▼

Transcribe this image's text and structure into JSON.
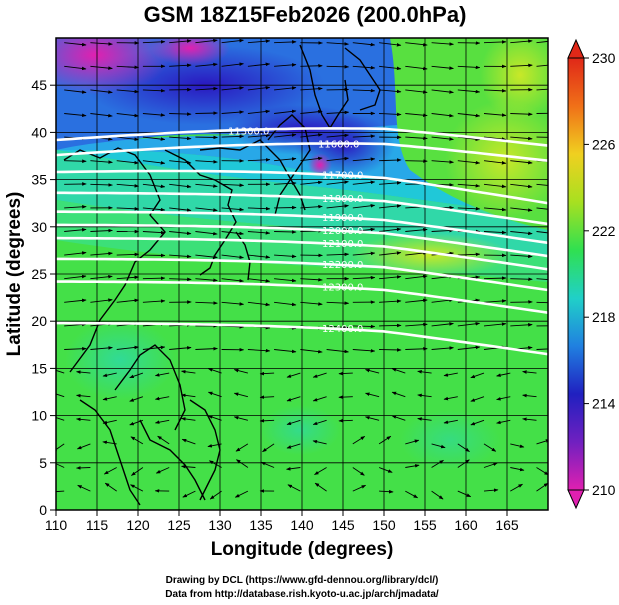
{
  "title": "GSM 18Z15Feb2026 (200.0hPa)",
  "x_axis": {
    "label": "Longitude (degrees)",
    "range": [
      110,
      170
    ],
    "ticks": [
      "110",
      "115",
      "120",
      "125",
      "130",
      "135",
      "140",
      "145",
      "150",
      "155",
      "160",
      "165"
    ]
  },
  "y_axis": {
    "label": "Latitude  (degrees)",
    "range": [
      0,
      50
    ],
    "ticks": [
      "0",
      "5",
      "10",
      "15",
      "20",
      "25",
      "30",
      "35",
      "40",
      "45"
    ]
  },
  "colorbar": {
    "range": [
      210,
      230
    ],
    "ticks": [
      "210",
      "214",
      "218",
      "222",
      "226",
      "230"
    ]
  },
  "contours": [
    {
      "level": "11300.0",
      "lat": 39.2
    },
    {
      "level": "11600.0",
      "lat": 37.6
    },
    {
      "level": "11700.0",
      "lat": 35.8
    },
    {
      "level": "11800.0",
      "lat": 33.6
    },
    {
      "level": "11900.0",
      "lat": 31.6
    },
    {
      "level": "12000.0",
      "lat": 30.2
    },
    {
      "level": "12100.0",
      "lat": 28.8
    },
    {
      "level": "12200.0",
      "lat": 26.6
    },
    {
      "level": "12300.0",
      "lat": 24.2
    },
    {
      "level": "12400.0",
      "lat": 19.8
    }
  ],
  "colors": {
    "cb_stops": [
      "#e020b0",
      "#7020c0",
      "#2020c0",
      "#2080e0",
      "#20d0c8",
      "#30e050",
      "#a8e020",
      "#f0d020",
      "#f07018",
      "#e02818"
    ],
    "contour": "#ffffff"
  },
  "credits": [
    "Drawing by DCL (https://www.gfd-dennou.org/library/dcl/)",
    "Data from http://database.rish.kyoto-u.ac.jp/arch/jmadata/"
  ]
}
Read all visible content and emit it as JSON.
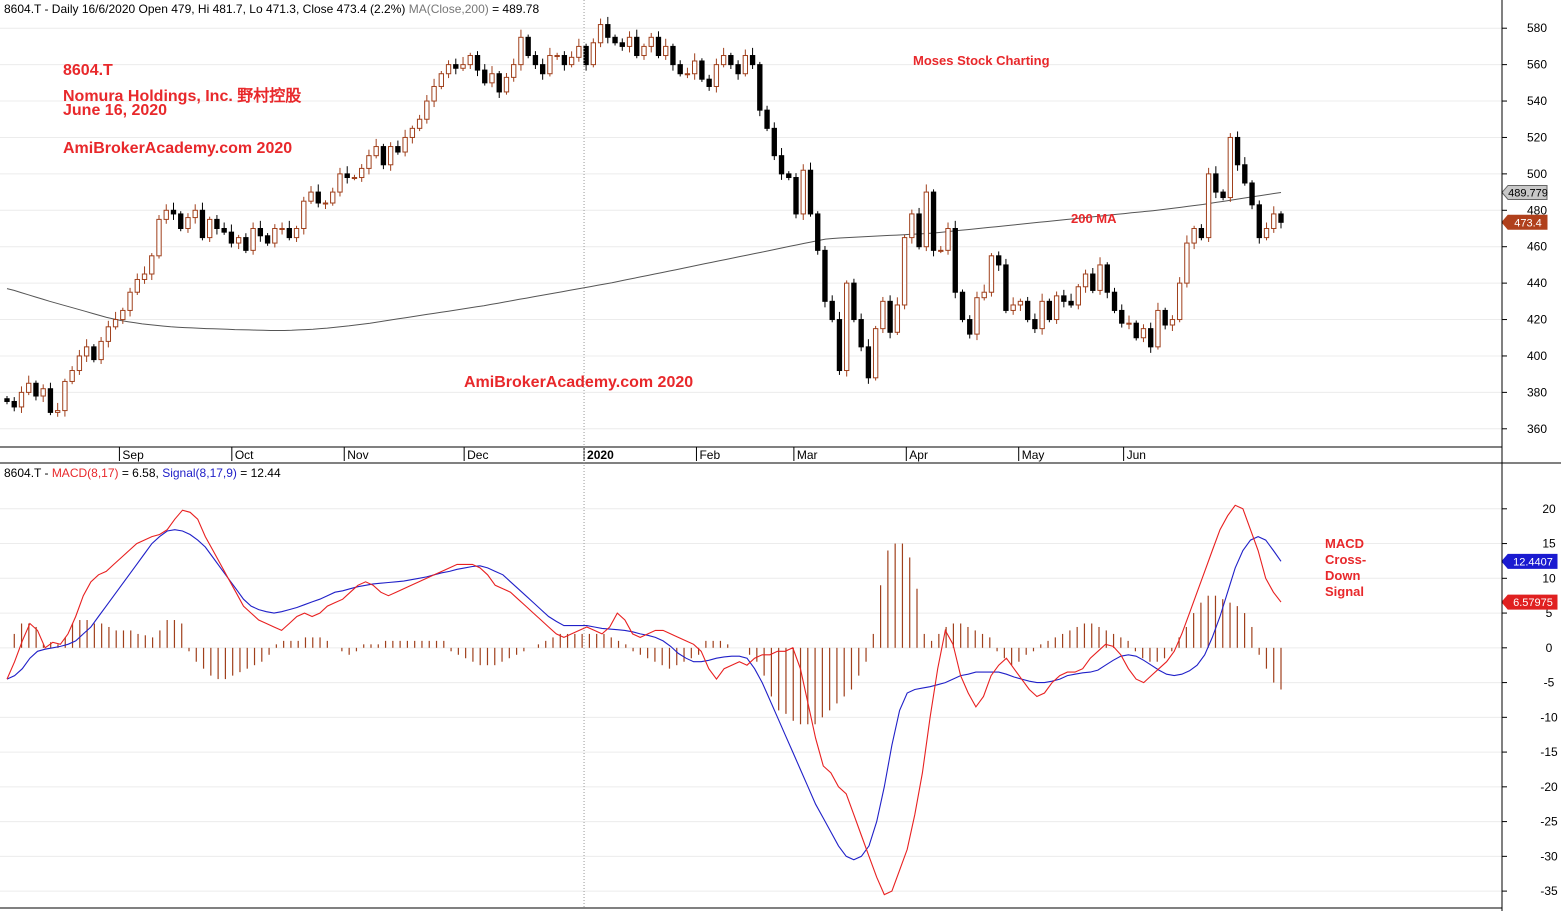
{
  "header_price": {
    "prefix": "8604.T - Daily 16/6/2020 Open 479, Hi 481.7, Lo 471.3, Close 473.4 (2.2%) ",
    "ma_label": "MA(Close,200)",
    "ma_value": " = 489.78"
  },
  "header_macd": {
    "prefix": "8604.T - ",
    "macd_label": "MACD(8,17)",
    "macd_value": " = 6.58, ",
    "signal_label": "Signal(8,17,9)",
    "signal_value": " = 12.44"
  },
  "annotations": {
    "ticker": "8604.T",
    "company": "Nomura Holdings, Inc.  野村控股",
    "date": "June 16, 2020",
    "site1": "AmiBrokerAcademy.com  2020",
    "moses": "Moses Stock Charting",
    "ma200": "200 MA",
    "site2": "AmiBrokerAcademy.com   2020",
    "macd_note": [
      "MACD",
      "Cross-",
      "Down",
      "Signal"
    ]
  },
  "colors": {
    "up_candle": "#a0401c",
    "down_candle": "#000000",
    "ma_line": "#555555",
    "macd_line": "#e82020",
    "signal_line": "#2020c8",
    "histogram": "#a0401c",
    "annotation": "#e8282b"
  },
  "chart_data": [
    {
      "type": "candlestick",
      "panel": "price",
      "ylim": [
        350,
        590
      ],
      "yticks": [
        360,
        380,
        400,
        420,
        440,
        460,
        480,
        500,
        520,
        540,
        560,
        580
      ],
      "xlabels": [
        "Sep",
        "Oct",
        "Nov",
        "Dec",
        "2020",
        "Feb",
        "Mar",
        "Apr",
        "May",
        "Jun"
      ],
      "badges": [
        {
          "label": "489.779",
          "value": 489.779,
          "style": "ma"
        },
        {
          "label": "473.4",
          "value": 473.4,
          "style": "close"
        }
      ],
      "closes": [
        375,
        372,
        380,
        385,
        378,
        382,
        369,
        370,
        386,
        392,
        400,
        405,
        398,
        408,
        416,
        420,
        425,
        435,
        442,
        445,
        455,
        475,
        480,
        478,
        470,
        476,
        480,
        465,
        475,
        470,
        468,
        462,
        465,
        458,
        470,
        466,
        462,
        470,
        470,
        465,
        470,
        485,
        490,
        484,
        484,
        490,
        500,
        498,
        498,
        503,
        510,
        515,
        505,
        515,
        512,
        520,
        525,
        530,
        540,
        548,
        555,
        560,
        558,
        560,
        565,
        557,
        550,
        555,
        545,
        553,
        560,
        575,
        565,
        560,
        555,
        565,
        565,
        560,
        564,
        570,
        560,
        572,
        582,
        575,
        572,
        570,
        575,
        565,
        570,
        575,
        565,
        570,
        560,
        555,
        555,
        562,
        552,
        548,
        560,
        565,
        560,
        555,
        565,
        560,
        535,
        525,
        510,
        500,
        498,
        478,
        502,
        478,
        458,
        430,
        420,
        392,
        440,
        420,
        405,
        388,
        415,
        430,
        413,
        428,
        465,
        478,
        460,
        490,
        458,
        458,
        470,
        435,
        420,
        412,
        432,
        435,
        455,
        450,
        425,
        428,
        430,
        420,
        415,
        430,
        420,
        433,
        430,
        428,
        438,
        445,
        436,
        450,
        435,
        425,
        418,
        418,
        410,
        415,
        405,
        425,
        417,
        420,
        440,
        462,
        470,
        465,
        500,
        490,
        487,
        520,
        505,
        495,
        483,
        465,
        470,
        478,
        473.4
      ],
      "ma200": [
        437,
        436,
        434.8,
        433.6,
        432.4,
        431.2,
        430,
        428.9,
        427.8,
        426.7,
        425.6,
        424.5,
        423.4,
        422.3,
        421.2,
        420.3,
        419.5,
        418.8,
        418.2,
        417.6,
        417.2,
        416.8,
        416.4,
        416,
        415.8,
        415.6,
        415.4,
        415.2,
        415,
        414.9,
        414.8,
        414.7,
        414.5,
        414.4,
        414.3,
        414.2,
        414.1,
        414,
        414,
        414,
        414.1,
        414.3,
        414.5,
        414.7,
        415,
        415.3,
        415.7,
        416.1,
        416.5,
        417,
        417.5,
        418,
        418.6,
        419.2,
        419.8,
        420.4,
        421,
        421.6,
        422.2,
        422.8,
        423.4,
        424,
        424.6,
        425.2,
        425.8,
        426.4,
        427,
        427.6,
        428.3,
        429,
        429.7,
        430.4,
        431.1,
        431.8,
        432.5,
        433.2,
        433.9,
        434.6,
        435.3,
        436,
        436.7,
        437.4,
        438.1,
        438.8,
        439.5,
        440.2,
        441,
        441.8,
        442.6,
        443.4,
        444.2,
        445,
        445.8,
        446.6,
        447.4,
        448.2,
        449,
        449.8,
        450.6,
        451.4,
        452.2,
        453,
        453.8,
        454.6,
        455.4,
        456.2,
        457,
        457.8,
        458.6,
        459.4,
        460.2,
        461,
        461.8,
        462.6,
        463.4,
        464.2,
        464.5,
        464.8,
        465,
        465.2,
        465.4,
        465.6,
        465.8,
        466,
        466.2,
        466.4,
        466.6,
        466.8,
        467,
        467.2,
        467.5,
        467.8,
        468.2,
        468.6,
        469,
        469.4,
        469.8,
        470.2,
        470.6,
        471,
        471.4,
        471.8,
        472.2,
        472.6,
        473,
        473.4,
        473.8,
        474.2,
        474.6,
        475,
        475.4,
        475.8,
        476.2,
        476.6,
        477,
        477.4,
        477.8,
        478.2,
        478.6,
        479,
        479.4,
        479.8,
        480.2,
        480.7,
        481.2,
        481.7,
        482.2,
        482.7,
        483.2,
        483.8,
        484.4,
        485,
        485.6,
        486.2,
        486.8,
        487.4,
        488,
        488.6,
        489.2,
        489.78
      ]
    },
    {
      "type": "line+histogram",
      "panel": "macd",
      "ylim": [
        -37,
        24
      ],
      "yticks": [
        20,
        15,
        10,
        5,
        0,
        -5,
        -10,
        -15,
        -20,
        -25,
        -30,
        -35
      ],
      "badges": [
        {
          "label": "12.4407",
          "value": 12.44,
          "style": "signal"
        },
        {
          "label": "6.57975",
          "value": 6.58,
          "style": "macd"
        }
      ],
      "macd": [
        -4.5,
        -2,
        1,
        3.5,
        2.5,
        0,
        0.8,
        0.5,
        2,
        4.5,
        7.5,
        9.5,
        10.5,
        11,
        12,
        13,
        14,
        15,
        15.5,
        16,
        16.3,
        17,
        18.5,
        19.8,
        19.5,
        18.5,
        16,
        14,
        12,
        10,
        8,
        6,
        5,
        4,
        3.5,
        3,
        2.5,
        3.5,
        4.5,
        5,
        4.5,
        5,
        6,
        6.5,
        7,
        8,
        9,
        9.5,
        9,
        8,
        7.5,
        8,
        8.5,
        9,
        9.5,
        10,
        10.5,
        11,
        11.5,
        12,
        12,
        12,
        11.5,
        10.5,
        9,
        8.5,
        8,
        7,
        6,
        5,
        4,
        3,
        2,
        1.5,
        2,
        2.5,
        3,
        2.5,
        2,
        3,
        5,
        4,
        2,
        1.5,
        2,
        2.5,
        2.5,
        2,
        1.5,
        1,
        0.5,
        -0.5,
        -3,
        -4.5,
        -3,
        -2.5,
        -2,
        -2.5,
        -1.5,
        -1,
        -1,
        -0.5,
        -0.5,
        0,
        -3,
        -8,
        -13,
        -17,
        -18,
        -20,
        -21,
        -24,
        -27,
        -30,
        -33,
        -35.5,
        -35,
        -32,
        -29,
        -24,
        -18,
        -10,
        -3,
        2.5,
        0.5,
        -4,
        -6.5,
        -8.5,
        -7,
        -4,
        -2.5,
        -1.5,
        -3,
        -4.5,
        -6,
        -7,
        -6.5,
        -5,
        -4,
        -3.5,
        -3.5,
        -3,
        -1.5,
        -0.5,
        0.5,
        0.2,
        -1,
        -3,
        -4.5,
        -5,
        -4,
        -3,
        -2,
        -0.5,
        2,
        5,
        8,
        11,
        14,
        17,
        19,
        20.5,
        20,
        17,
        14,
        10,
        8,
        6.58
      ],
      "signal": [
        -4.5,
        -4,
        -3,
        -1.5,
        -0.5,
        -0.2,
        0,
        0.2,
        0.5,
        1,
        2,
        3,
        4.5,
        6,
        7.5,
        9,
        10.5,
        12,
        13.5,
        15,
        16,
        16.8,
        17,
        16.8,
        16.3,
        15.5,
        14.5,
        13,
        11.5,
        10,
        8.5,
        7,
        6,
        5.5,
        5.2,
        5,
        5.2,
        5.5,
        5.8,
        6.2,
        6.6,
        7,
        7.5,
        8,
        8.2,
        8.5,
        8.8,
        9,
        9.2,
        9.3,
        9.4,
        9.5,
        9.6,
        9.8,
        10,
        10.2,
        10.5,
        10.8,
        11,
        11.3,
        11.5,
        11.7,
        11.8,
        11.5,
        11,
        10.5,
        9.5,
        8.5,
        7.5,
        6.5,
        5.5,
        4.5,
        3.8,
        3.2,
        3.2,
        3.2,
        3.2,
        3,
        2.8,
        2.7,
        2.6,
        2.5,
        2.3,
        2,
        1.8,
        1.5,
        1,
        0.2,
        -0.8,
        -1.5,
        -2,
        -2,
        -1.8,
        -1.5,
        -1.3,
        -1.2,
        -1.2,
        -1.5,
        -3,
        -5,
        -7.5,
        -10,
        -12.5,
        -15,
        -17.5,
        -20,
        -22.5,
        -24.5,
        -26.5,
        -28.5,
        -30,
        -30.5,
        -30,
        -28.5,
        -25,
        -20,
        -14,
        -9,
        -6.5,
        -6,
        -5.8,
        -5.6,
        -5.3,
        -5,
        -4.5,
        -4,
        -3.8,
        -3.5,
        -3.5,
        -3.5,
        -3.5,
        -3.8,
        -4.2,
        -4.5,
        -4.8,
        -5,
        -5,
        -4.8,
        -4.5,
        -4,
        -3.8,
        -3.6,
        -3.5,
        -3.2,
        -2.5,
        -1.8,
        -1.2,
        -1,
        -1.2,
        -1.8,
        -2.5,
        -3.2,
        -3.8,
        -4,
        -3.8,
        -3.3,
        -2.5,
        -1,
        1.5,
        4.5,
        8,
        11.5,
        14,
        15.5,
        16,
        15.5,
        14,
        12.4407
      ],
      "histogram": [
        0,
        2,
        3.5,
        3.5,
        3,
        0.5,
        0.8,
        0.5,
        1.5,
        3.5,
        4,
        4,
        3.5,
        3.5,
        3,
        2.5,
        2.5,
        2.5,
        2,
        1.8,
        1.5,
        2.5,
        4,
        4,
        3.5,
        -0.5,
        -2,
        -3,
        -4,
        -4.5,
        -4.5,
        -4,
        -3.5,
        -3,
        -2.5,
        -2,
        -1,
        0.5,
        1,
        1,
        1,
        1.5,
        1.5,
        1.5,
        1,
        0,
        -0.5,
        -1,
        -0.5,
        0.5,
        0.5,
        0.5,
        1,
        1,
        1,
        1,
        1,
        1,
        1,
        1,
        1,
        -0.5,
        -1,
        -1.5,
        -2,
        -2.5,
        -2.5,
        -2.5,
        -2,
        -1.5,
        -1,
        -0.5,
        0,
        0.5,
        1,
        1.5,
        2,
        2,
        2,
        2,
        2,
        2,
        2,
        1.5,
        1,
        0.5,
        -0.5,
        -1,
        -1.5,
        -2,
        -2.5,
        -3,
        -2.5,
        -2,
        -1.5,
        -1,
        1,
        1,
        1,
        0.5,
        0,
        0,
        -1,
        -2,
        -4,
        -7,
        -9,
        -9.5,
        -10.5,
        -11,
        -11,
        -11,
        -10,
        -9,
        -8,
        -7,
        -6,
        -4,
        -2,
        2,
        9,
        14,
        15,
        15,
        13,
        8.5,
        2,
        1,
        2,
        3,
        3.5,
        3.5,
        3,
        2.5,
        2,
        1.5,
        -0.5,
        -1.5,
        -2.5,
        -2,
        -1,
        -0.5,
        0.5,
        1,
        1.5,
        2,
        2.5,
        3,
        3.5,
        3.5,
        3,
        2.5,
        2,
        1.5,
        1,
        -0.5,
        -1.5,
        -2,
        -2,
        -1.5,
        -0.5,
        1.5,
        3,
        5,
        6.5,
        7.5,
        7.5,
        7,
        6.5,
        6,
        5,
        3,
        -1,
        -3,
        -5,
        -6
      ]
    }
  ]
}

▲

**WHAT THE TASK ASKS**. Search the data above for the word "JSON", then gather each line in which it appears.

**FULL RESPONSE**.
Transcribe this image's text and structure into JSON.
Read all visible content and emit it as JSON.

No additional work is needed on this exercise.